*WHAT IS NEEDED*. Pull out every line with the word "highlight".

-- Start PROVIDED DATA --

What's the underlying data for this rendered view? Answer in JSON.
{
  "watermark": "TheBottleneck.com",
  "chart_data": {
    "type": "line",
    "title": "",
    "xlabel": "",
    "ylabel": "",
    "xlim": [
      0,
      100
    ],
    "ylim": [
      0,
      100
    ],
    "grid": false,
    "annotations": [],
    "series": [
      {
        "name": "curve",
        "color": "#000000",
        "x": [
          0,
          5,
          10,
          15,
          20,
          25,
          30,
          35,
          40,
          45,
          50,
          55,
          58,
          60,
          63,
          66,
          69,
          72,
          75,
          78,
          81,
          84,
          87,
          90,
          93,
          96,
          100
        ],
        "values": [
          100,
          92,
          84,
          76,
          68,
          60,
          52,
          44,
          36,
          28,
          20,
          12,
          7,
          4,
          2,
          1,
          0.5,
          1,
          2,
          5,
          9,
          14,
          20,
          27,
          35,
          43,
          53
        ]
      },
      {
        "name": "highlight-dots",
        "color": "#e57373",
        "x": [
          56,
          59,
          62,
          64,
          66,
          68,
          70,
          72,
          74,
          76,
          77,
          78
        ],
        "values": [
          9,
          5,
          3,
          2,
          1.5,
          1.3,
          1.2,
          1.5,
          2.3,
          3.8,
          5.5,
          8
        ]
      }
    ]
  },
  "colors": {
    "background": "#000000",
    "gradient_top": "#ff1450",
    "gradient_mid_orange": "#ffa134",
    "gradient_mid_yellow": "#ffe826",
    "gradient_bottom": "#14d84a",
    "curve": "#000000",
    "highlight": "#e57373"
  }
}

-- End PROVIDED DATA --

*TASK RESULT*.
        "name": "highlight-dots",
    "highlight": "#e57373"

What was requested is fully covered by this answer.